Given exercise:
Could you give the data below again, exactly and completely?

++++

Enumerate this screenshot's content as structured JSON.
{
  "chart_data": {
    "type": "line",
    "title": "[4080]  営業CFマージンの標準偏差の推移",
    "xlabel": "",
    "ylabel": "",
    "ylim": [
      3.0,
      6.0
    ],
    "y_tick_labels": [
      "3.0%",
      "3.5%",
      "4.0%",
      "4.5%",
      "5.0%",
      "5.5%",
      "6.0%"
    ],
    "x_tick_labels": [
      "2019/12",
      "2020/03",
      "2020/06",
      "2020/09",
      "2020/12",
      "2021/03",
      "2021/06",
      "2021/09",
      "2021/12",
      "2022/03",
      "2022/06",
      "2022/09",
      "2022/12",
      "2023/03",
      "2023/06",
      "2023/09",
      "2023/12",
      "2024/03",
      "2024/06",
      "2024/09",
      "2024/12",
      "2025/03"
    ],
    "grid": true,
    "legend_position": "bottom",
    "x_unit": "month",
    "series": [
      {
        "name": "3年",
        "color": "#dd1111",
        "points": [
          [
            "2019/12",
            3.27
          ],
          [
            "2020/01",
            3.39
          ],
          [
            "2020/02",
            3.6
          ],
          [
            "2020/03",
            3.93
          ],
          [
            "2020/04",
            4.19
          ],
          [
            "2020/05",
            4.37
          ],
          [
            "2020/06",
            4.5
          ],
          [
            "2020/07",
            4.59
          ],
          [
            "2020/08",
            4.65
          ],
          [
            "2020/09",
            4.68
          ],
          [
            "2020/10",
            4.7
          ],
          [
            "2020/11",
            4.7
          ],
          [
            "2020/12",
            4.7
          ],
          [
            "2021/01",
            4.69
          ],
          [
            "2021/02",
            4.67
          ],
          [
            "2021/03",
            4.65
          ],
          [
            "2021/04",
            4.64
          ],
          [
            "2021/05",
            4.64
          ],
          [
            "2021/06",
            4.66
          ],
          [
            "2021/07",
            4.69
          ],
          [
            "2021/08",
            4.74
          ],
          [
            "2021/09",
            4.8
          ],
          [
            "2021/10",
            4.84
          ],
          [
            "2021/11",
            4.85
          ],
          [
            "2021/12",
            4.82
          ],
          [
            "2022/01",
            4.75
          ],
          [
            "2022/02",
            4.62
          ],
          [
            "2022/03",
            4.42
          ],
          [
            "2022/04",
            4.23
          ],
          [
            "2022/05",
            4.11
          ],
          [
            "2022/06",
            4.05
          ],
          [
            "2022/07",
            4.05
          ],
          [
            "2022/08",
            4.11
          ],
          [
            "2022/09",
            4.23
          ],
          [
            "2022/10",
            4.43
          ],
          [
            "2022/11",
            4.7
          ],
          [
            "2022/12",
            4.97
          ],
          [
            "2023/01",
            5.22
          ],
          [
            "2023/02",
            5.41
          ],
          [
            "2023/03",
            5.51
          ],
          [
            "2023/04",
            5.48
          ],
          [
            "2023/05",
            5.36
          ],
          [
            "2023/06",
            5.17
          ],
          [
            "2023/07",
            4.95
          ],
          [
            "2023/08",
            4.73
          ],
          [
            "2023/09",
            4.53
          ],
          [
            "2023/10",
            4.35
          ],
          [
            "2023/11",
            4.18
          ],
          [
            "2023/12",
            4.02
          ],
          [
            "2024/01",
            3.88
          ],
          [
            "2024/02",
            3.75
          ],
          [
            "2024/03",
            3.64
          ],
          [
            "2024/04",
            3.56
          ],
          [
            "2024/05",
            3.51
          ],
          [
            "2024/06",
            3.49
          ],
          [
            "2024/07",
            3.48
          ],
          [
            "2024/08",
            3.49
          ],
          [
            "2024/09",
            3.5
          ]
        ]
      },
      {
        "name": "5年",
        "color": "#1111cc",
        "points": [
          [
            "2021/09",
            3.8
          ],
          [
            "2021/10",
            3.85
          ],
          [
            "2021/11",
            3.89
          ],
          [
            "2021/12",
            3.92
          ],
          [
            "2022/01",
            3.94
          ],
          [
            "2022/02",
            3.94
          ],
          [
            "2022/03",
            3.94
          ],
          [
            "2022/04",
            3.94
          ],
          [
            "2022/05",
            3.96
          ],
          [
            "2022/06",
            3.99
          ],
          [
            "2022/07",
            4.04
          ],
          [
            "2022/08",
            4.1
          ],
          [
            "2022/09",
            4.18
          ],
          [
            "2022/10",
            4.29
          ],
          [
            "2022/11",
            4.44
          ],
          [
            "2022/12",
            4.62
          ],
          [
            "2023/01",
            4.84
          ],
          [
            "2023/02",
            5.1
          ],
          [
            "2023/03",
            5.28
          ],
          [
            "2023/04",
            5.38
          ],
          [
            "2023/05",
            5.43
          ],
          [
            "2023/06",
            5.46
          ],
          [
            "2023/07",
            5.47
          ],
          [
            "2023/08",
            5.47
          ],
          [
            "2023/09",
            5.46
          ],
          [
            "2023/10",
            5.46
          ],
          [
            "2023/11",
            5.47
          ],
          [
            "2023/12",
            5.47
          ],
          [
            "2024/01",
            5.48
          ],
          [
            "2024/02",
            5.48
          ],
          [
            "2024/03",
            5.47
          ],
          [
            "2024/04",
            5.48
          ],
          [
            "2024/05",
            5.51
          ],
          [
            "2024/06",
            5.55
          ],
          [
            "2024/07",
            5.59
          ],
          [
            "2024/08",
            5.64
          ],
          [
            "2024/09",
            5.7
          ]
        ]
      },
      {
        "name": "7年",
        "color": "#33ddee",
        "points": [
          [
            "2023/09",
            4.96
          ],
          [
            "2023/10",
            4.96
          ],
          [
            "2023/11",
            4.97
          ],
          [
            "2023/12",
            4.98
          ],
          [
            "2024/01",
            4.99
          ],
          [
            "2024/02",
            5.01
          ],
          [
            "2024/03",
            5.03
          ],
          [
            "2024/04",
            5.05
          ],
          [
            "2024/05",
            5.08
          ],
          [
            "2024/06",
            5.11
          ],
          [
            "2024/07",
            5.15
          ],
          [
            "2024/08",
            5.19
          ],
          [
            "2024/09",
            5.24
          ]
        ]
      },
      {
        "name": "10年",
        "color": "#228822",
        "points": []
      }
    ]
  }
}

++++

Worked answer:
Enumerate this screenshot's content as structured JSON.
{
  "chart_data": {
    "type": "line",
    "title": "[4080]  営業CFマージンの標準偏差の推移",
    "xlabel": "",
    "ylabel": "",
    "ylim": [
      3.0,
      6.0
    ],
    "y_tick_labels": [
      "3.0%",
      "3.5%",
      "4.0%",
      "4.5%",
      "5.0%",
      "5.5%",
      "6.0%"
    ],
    "x_tick_labels": [
      "2019/12",
      "2020/03",
      "2020/06",
      "2020/09",
      "2020/12",
      "2021/03",
      "2021/06",
      "2021/09",
      "2021/12",
      "2022/03",
      "2022/06",
      "2022/09",
      "2022/12",
      "2023/03",
      "2023/06",
      "2023/09",
      "2023/12",
      "2024/03",
      "2024/06",
      "2024/09",
      "2024/12",
      "2025/03"
    ],
    "grid": true,
    "legend_position": "bottom",
    "x_unit": "month",
    "series": [
      {
        "name": "3年",
        "color": "#dd1111",
        "points": [
          [
            "2019/12",
            3.27
          ],
          [
            "2020/01",
            3.39
          ],
          [
            "2020/02",
            3.6
          ],
          [
            "2020/03",
            3.93
          ],
          [
            "2020/04",
            4.19
          ],
          [
            "2020/05",
            4.37
          ],
          [
            "2020/06",
            4.5
          ],
          [
            "2020/07",
            4.59
          ],
          [
            "2020/08",
            4.65
          ],
          [
            "2020/09",
            4.68
          ],
          [
            "2020/10",
            4.7
          ],
          [
            "2020/11",
            4.7
          ],
          [
            "2020/12",
            4.7
          ],
          [
            "2021/01",
            4.69
          ],
          [
            "2021/02",
            4.67
          ],
          [
            "2021/03",
            4.65
          ],
          [
            "2021/04",
            4.64
          ],
          [
            "2021/05",
            4.64
          ],
          [
            "2021/06",
            4.66
          ],
          [
            "2021/07",
            4.69
          ],
          [
            "2021/08",
            4.74
          ],
          [
            "2021/09",
            4.8
          ],
          [
            "2021/10",
            4.84
          ],
          [
            "2021/11",
            4.85
          ],
          [
            "2021/12",
            4.82
          ],
          [
            "2022/01",
            4.75
          ],
          [
            "2022/02",
            4.62
          ],
          [
            "2022/03",
            4.42
          ],
          [
            "2022/04",
            4.23
          ],
          [
            "2022/05",
            4.11
          ],
          [
            "2022/06",
            4.05
          ],
          [
            "2022/07",
            4.05
          ],
          [
            "2022/08",
            4.11
          ],
          [
            "2022/09",
            4.23
          ],
          [
            "2022/10",
            4.43
          ],
          [
            "2022/11",
            4.7
          ],
          [
            "2022/12",
            4.97
          ],
          [
            "2023/01",
            5.22
          ],
          [
            "2023/02",
            5.41
          ],
          [
            "2023/03",
            5.51
          ],
          [
            "2023/04",
            5.48
          ],
          [
            "2023/05",
            5.36
          ],
          [
            "2023/06",
            5.17
          ],
          [
            "2023/07",
            4.95
          ],
          [
            "2023/08",
            4.73
          ],
          [
            "2023/09",
            4.53
          ],
          [
            "2023/10",
            4.35
          ],
          [
            "2023/11",
            4.18
          ],
          [
            "2023/12",
            4.02
          ],
          [
            "2024/01",
            3.88
          ],
          [
            "2024/02",
            3.75
          ],
          [
            "2024/03",
            3.64
          ],
          [
            "2024/04",
            3.56
          ],
          [
            "2024/05",
            3.51
          ],
          [
            "2024/06",
            3.49
          ],
          [
            "2024/07",
            3.48
          ],
          [
            "2024/08",
            3.49
          ],
          [
            "2024/09",
            3.5
          ]
        ]
      },
      {
        "name": "5年",
        "color": "#1111cc",
        "points": [
          [
            "2021/09",
            3.8
          ],
          [
            "2021/10",
            3.85
          ],
          [
            "2021/11",
            3.89
          ],
          [
            "2021/12",
            3.92
          ],
          [
            "2022/01",
            3.94
          ],
          [
            "2022/02",
            3.94
          ],
          [
            "2022/03",
            3.94
          ],
          [
            "2022/04",
            3.94
          ],
          [
            "2022/05",
            3.96
          ],
          [
            "2022/06",
            3.99
          ],
          [
            "2022/07",
            4.04
          ],
          [
            "2022/08",
            4.1
          ],
          [
            "2022/09",
            4.18
          ],
          [
            "2022/10",
            4.29
          ],
          [
            "2022/11",
            4.44
          ],
          [
            "2022/12",
            4.62
          ],
          [
            "2023/01",
            4.84
          ],
          [
            "2023/02",
            5.1
          ],
          [
            "2023/03",
            5.28
          ],
          [
            "2023/04",
            5.38
          ],
          [
            "2023/05",
            5.43
          ],
          [
            "2023/06",
            5.46
          ],
          [
            "2023/07",
            5.47
          ],
          [
            "2023/08",
            5.47
          ],
          [
            "2023/09",
            5.46
          ],
          [
            "2023/10",
            5.46
          ],
          [
            "2023/11",
            5.47
          ],
          [
            "2023/12",
            5.47
          ],
          [
            "2024/01",
            5.48
          ],
          [
            "2024/02",
            5.48
          ],
          [
            "2024/03",
            5.47
          ],
          [
            "2024/04",
            5.48
          ],
          [
            "2024/05",
            5.51
          ],
          [
            "2024/06",
            5.55
          ],
          [
            "2024/07",
            5.59
          ],
          [
            "2024/08",
            5.64
          ],
          [
            "2024/09",
            5.7
          ]
        ]
      },
      {
        "name": "7年",
        "color": "#33ddee",
        "points": [
          [
            "2023/09",
            4.96
          ],
          [
            "2023/10",
            4.96
          ],
          [
            "2023/11",
            4.97
          ],
          [
            "2023/12",
            4.98
          ],
          [
            "2024/01",
            4.99
          ],
          [
            "2024/02",
            5.01
          ],
          [
            "2024/03",
            5.03
          ],
          [
            "2024/04",
            5.05
          ],
          [
            "2024/05",
            5.08
          ],
          [
            "2024/06",
            5.11
          ],
          [
            "2024/07",
            5.15
          ],
          [
            "2024/08",
            5.19
          ],
          [
            "2024/09",
            5.24
          ]
        ]
      },
      {
        "name": "10年",
        "color": "#228822",
        "points": []
      }
    ]
  }
}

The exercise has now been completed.